> **What is asked**
Look below and pull out each line with the word "wash".
Start of Provided data
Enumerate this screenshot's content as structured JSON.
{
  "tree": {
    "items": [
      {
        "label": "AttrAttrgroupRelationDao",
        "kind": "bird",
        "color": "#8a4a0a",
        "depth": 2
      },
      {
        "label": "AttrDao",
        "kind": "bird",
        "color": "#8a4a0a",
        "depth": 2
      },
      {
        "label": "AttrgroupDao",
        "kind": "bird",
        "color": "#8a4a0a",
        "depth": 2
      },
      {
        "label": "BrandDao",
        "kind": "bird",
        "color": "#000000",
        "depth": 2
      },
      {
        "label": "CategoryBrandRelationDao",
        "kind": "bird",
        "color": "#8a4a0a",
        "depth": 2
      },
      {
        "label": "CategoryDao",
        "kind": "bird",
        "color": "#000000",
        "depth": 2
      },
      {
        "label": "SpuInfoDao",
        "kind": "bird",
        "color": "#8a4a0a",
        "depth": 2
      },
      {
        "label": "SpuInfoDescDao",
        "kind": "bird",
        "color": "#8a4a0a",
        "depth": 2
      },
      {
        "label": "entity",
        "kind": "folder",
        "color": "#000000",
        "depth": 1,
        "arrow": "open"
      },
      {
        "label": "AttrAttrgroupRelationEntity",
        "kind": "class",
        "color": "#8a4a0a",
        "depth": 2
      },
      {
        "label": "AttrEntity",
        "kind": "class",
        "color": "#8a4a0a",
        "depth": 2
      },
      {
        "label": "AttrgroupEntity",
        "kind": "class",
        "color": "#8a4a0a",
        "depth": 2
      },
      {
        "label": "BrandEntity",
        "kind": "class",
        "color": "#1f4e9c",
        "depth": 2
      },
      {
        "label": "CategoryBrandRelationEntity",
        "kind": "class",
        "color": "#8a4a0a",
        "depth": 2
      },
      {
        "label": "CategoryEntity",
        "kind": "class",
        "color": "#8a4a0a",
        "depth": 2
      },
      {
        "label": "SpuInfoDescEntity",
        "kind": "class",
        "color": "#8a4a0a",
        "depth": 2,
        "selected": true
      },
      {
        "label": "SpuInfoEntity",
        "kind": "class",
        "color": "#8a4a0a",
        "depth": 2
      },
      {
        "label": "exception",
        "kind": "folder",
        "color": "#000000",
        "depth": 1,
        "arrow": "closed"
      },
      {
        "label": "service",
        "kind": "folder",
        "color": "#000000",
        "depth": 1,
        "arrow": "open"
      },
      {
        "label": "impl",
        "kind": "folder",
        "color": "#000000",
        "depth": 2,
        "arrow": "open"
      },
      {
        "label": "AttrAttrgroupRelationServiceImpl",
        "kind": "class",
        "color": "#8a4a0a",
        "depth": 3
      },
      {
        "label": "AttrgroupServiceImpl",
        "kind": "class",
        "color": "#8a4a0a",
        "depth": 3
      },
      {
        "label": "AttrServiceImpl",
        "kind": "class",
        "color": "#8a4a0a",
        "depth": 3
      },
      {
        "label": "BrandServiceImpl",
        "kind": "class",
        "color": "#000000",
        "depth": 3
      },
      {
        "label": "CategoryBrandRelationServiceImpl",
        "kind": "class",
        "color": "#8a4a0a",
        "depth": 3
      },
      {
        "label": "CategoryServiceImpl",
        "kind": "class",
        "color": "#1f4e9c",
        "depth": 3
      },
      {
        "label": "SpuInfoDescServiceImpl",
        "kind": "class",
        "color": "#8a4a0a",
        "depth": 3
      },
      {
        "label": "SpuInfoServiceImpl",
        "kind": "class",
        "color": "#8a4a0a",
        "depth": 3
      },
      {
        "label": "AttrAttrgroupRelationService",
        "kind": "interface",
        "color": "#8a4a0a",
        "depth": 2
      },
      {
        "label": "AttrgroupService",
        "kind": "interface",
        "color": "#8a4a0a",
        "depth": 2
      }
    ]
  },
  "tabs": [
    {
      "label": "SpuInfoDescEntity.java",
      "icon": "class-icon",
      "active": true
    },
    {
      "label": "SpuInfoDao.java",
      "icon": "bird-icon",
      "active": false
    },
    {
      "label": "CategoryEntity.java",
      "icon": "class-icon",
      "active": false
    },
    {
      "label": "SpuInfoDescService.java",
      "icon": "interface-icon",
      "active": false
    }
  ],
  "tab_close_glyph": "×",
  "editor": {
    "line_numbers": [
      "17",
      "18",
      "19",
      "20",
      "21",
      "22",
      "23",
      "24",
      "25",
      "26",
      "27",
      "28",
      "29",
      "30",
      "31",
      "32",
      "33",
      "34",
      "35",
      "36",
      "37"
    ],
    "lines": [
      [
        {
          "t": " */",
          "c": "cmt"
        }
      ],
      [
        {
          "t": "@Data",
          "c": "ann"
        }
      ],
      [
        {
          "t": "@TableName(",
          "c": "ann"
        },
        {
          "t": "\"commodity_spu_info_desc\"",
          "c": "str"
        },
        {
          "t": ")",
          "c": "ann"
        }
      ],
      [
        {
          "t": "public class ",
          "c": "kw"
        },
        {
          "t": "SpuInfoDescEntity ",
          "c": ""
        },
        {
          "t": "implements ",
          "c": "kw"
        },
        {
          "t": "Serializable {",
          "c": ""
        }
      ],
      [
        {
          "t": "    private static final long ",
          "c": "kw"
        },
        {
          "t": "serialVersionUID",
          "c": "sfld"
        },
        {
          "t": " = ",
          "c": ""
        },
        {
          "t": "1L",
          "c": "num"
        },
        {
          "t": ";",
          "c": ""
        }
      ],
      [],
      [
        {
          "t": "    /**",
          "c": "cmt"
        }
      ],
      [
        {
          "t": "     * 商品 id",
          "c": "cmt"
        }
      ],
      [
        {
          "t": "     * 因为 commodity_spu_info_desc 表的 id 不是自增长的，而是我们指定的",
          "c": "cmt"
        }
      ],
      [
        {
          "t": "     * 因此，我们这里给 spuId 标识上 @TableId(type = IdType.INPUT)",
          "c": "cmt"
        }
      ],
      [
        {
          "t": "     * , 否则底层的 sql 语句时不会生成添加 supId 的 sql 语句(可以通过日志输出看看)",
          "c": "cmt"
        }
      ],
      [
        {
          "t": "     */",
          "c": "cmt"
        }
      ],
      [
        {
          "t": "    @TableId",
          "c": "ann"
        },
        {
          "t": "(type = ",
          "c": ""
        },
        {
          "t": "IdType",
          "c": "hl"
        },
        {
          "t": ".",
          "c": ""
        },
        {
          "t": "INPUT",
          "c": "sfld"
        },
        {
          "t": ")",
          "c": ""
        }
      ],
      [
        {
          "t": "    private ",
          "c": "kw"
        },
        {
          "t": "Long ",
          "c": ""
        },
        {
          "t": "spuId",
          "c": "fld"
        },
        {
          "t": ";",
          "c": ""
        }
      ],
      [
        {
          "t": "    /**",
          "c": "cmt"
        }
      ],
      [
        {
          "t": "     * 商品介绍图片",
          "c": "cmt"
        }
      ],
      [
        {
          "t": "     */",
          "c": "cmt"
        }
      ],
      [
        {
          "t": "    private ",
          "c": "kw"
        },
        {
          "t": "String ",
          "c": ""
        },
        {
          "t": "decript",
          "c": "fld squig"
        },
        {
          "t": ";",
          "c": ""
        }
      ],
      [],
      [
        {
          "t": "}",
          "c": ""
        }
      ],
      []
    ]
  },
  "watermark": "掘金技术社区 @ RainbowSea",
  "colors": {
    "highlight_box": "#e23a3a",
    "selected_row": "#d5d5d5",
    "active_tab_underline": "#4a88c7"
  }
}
End of Provided data
Start of Provided data
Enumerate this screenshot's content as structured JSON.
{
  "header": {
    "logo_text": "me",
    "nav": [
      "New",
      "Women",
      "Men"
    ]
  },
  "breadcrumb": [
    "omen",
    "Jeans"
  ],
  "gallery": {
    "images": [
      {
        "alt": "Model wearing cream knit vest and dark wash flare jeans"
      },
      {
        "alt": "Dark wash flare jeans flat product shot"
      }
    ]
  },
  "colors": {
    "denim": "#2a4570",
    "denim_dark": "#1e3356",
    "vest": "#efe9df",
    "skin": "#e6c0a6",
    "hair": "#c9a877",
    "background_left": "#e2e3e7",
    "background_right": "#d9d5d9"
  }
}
End of Provided data
Start of Provided data
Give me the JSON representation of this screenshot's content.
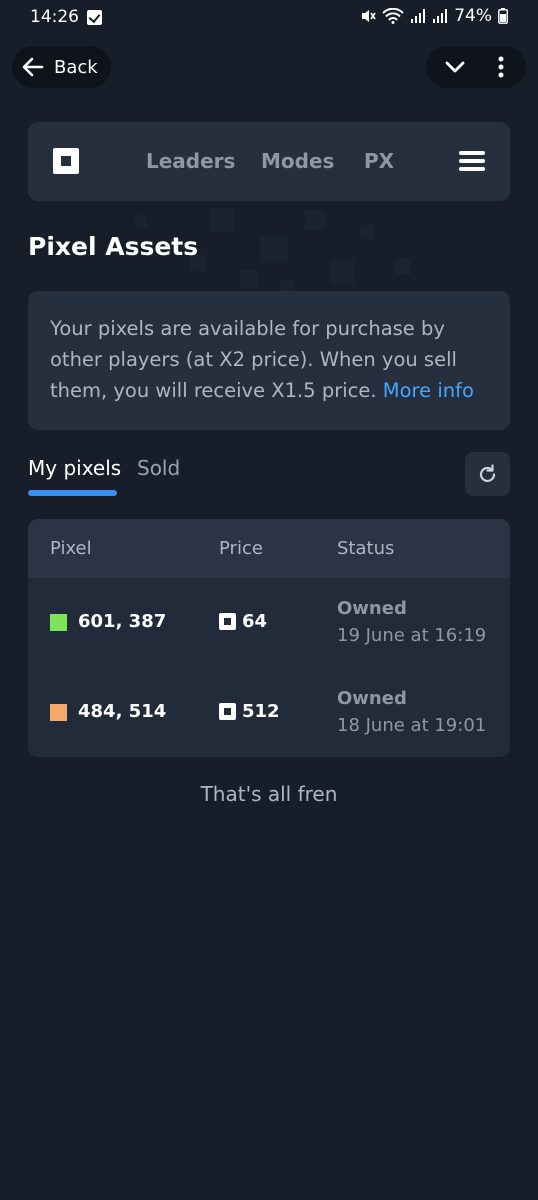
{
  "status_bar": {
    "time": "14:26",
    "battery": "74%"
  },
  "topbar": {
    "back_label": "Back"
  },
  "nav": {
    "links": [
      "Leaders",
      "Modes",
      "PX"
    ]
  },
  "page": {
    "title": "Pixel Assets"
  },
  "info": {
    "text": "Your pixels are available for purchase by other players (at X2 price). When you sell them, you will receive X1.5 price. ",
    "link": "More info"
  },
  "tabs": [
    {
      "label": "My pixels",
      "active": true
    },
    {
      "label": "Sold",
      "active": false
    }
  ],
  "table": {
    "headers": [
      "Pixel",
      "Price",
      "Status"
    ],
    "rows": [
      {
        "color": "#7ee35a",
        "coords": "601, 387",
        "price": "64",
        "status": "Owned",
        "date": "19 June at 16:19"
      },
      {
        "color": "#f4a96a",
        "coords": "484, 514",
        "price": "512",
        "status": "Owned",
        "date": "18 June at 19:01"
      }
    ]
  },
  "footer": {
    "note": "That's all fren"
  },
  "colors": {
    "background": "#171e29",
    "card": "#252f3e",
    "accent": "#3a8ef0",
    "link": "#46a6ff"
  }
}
End of Provided data
> **Answer to the problem**
        "alt": "Model wearing cream knit vest and dark wash flare jeans"
        "alt": "Dark wash flare jeans flat product shot"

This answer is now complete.